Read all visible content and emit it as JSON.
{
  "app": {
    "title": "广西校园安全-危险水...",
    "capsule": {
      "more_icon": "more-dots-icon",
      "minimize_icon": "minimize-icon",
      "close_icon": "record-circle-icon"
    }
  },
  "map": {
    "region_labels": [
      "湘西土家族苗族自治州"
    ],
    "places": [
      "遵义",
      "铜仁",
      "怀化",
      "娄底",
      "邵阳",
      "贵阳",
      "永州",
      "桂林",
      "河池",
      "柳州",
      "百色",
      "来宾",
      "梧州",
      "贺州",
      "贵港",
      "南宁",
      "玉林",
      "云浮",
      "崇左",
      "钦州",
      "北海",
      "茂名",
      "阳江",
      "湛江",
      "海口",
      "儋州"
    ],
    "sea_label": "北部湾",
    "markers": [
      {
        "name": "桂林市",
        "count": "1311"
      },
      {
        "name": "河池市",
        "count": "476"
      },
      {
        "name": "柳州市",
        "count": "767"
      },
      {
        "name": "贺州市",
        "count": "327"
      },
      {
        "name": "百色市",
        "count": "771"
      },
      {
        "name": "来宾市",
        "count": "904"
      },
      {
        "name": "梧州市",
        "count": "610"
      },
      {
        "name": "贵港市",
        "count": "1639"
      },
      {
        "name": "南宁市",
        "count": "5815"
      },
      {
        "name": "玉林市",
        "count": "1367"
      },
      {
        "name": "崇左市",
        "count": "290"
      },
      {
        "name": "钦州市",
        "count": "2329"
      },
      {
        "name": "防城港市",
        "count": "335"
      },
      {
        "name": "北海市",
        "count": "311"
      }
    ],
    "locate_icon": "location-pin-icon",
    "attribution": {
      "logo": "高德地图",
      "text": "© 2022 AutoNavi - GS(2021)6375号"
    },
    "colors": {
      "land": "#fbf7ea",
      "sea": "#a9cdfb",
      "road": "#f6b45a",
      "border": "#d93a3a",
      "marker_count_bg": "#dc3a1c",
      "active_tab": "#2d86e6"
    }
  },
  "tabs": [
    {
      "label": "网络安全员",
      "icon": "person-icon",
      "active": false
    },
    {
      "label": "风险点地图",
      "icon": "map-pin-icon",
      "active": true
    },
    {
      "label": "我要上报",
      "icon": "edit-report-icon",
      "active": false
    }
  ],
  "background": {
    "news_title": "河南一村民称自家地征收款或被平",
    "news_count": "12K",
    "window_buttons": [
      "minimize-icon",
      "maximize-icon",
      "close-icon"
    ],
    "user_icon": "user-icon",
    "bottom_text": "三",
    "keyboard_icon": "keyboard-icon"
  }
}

*Problem requirements*.
Give all the entries again exactly; leave none out.

*The response*.
Read all visible content and emit it as JSON.
{
  "app": {
    "title": "广西校园安全-危险水...",
    "capsule": {
      "more_icon": "more-dots-icon",
      "minimize_icon": "minimize-icon",
      "close_icon": "record-circle-icon"
    }
  },
  "map": {
    "region_labels": [
      "湘西土家族苗族自治州"
    ],
    "places": [
      "遵义",
      "铜仁",
      "怀化",
      "娄底",
      "邵阳",
      "贵阳",
      "永州",
      "桂林",
      "河池",
      "柳州",
      "百色",
      "来宾",
      "梧州",
      "贺州",
      "贵港",
      "南宁",
      "玉林",
      "云浮",
      "崇左",
      "钦州",
      "北海",
      "茂名",
      "阳江",
      "湛江",
      "海口",
      "儋州"
    ],
    "sea_label": "北部湾",
    "markers": [
      {
        "name": "桂林市",
        "count": "1311"
      },
      {
        "name": "河池市",
        "count": "476"
      },
      {
        "name": "柳州市",
        "count": "767"
      },
      {
        "name": "贺州市",
        "count": "327"
      },
      {
        "name": "百色市",
        "count": "771"
      },
      {
        "name": "来宾市",
        "count": "904"
      },
      {
        "name": "梧州市",
        "count": "610"
      },
      {
        "name": "贵港市",
        "count": "1639"
      },
      {
        "name": "南宁市",
        "count": "5815"
      },
      {
        "name": "玉林市",
        "count": "1367"
      },
      {
        "name": "崇左市",
        "count": "290"
      },
      {
        "name": "钦州市",
        "count": "2329"
      },
      {
        "name": "防城港市",
        "count": "335"
      },
      {
        "name": "北海市",
        "count": "311"
      }
    ],
    "locate_icon": "location-pin-icon",
    "attribution": {
      "logo": "高德地图",
      "text": "© 2022 AutoNavi - GS(2021)6375号"
    },
    "colors": {
      "land": "#fbf7ea",
      "sea": "#a9cdfb",
      "road": "#f6b45a",
      "border": "#d93a3a",
      "marker_count_bg": "#dc3a1c",
      "active_tab": "#2d86e6"
    }
  },
  "tabs": [
    {
      "label": "网络安全员",
      "icon": "person-icon",
      "active": false
    },
    {
      "label": "风险点地图",
      "icon": "map-pin-icon",
      "active": true
    },
    {
      "label": "我要上报",
      "icon": "edit-report-icon",
      "active": false
    }
  ],
  "background": {
    "news_title": "河南一村民称自家地征收款或被平",
    "news_count": "12K",
    "window_buttons": [
      "minimize-icon",
      "maximize-icon",
      "close-icon"
    ],
    "user_icon": "user-icon",
    "bottom_text": "三",
    "keyboard_icon": "keyboard-icon"
  }
}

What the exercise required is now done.